***** Information given

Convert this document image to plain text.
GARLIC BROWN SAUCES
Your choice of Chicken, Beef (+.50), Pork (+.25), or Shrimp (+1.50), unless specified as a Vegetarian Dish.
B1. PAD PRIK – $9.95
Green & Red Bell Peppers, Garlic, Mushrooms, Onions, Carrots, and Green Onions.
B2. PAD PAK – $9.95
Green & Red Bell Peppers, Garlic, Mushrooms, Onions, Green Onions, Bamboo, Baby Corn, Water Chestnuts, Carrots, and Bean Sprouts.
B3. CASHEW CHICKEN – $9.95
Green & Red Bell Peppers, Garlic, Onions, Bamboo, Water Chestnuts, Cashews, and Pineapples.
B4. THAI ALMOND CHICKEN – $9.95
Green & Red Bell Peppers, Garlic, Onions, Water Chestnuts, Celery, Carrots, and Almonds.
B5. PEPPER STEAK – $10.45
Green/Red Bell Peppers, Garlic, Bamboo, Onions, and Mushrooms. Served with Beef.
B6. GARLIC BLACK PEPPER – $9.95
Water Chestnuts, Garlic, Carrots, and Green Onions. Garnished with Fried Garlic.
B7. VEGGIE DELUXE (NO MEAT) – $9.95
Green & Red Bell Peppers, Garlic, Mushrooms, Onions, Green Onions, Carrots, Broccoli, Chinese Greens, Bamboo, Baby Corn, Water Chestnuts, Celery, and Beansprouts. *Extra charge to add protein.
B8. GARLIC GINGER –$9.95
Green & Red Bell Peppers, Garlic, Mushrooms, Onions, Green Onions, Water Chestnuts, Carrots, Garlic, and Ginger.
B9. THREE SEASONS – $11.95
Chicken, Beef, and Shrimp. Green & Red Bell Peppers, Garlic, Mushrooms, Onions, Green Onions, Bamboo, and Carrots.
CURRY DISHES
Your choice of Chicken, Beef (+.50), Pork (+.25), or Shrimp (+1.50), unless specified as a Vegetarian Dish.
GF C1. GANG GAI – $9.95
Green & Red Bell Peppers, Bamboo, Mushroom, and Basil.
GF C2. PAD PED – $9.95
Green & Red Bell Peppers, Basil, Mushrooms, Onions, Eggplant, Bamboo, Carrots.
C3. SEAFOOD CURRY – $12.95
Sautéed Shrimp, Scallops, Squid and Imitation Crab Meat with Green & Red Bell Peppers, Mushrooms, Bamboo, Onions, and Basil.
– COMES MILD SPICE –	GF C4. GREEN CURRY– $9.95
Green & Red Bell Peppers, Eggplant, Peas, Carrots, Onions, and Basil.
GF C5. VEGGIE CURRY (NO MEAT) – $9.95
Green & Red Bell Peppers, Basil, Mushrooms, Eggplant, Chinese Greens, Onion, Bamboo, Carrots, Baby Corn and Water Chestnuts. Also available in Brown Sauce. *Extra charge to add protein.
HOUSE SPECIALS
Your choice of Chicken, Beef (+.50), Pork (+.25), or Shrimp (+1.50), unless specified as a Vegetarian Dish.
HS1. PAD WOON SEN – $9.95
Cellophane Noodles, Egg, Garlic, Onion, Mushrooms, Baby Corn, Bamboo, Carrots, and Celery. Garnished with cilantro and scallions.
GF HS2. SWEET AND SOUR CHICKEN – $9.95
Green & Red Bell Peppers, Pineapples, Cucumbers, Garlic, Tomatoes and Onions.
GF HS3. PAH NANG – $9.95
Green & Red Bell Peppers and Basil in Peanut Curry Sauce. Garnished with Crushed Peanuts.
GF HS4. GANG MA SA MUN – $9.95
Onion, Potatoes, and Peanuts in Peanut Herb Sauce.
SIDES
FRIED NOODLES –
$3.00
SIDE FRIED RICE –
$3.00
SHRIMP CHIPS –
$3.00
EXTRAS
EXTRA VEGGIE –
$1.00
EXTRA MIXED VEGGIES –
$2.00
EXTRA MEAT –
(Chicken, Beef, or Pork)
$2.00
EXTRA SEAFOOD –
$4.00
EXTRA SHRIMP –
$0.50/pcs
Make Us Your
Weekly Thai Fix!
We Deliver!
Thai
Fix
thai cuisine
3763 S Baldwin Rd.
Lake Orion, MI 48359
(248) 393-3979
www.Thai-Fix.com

**********

Each line above that contains the word "Peanuts" must be copied.

### Task result
Green & Red Bell Peppers and Basil in Peanut Curry Sauce. Garnished with Crushed Peanuts.
Onion, Potatoes, and Peanuts in Peanut Herb Sauce.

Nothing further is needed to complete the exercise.